Dataset entries
--
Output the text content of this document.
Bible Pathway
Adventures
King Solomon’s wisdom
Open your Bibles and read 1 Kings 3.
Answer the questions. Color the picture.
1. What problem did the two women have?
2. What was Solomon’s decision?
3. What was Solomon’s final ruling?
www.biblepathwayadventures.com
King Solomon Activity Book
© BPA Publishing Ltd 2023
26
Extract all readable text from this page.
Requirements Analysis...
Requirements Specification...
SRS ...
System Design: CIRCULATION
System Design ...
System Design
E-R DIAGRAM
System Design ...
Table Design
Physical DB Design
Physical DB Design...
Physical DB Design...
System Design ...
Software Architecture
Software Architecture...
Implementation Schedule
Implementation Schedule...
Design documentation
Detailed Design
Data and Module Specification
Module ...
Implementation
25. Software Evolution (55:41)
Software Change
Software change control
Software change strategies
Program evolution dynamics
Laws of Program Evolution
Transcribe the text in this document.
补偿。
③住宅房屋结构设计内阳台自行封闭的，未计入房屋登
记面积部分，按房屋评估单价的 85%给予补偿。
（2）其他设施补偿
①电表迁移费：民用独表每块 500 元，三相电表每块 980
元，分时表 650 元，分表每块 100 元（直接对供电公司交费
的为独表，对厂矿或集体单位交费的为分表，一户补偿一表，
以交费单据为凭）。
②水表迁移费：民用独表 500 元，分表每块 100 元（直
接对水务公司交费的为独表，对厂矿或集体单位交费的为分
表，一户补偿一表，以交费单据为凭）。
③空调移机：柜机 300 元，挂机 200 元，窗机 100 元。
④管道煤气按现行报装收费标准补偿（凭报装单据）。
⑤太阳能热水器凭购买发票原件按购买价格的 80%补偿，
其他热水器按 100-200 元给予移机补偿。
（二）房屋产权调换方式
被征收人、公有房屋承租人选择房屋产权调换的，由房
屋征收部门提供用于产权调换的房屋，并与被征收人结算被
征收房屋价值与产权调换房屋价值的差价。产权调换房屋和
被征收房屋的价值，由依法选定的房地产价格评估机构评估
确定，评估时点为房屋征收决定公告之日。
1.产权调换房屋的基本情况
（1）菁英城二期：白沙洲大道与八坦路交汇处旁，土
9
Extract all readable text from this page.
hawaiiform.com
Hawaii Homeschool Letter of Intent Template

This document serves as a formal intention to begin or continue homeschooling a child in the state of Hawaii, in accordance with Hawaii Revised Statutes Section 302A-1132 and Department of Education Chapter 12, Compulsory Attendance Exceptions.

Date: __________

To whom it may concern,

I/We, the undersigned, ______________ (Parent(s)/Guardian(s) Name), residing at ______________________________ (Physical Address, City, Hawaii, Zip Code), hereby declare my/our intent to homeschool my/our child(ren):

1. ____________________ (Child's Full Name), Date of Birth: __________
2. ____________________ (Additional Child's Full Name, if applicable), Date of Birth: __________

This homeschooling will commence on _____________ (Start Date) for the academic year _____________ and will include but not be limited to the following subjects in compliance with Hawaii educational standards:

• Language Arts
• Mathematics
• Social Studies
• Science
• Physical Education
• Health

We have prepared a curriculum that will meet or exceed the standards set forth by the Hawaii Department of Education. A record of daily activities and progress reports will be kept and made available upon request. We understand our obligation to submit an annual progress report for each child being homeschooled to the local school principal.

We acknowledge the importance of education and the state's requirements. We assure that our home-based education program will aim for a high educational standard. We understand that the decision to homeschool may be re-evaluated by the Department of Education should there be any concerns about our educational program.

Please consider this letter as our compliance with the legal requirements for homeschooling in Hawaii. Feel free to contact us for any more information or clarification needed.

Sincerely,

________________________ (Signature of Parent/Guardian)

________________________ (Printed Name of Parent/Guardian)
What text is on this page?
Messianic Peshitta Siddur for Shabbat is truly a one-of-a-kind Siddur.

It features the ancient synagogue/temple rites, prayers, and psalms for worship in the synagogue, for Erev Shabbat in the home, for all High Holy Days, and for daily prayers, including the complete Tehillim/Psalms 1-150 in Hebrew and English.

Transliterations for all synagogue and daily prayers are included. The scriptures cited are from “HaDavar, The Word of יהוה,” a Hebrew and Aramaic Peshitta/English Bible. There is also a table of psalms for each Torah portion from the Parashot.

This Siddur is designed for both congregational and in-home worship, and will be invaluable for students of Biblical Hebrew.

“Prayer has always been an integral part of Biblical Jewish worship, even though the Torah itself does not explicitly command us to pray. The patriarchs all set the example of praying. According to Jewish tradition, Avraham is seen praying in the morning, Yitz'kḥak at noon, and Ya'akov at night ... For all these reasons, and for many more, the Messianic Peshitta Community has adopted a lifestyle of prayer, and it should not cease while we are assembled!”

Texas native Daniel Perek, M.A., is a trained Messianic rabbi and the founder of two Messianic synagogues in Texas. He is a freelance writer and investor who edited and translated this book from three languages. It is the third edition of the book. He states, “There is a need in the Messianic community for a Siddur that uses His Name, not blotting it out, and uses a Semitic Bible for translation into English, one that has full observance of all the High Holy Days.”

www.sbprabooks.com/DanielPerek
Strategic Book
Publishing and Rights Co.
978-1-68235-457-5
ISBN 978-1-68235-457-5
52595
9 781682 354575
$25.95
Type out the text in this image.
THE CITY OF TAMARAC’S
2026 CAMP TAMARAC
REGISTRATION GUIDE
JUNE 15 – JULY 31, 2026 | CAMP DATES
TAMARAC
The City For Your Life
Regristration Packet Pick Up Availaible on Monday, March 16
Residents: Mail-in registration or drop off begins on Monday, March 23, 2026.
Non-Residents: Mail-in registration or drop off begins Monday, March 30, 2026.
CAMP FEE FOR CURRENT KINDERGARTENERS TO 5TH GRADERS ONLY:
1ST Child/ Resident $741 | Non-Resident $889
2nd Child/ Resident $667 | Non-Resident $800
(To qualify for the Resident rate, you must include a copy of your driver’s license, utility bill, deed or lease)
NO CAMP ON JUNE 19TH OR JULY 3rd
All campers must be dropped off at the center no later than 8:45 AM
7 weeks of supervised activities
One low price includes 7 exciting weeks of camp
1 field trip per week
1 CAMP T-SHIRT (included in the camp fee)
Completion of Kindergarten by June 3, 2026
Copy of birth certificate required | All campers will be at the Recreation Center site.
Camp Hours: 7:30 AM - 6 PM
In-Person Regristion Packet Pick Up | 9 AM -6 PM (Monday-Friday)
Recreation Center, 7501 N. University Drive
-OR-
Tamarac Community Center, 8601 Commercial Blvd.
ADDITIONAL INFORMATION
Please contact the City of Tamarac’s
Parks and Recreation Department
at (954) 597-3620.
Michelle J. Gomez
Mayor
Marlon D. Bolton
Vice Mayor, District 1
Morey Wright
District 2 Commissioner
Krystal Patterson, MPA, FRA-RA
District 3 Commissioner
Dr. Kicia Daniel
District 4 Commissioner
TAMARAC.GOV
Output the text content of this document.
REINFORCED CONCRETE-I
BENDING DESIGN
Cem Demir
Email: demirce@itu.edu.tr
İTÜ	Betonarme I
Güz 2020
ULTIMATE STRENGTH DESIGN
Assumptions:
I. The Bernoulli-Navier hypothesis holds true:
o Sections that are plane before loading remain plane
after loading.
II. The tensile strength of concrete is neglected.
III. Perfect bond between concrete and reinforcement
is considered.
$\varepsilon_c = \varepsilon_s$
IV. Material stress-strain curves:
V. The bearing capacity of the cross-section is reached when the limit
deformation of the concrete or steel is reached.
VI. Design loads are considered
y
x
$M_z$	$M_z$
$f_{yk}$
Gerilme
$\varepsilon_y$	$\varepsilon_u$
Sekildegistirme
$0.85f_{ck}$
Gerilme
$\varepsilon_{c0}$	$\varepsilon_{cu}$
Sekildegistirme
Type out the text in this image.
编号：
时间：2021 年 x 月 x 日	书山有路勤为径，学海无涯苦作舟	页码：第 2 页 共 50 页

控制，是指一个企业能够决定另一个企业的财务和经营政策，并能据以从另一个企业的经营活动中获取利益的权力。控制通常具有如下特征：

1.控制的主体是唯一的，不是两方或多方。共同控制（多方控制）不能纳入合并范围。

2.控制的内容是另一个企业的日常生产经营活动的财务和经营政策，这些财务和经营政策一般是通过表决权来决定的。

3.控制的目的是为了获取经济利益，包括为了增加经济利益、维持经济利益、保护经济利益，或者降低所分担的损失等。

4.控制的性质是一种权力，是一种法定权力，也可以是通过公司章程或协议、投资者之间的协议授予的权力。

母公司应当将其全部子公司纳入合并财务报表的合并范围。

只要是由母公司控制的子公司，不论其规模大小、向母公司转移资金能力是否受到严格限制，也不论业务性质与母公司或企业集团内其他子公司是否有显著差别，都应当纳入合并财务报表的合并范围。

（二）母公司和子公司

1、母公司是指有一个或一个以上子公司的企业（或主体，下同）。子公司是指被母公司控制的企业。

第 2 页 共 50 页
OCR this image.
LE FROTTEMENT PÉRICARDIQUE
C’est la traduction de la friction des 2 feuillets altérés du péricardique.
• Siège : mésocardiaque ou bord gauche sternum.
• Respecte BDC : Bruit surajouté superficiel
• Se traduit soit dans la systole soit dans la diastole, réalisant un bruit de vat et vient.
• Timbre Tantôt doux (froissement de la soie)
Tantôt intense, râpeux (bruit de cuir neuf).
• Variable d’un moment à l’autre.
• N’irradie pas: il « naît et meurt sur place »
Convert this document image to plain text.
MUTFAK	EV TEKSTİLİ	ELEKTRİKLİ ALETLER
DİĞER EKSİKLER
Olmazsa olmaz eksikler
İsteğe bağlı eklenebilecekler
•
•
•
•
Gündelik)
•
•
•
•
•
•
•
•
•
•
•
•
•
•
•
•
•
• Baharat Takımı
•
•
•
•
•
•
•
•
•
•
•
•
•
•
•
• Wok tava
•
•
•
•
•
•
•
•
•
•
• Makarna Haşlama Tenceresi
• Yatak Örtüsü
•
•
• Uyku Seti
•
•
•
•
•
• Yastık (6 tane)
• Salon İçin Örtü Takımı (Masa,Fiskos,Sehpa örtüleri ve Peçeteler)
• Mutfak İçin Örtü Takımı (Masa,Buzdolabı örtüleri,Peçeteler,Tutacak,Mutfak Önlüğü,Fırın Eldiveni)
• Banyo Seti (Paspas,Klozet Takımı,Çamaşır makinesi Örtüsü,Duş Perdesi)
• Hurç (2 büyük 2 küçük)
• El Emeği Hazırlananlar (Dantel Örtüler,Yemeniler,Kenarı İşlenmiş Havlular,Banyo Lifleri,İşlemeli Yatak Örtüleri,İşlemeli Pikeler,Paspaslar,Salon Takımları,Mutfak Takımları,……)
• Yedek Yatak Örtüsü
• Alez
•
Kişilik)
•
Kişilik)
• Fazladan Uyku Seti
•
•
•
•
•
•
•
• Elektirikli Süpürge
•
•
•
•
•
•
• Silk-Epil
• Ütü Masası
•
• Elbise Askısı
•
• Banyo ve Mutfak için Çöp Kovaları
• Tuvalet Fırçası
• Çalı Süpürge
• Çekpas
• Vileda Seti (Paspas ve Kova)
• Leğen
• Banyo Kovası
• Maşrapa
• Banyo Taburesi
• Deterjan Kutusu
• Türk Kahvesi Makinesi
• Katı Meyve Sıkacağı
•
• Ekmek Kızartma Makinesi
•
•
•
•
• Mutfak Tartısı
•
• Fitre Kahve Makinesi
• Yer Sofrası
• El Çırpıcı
--
### Problem to work on
From the records given above, copy all lines containing "standards".

### In response
This homeschooling will commence on _____________ (Start Date) for the academic year _____________ and will include but not be limited to the following subjects in compliance with Hawaii educational standards:
We have prepared a curriculum that will meet or exceed the standards set forth by the Hawaii Department of Education. A record of daily activities and progress reports will be kept and made available upon request. We understand our obligation to submit an annual progress report for each child being homeschooled to the local school principal.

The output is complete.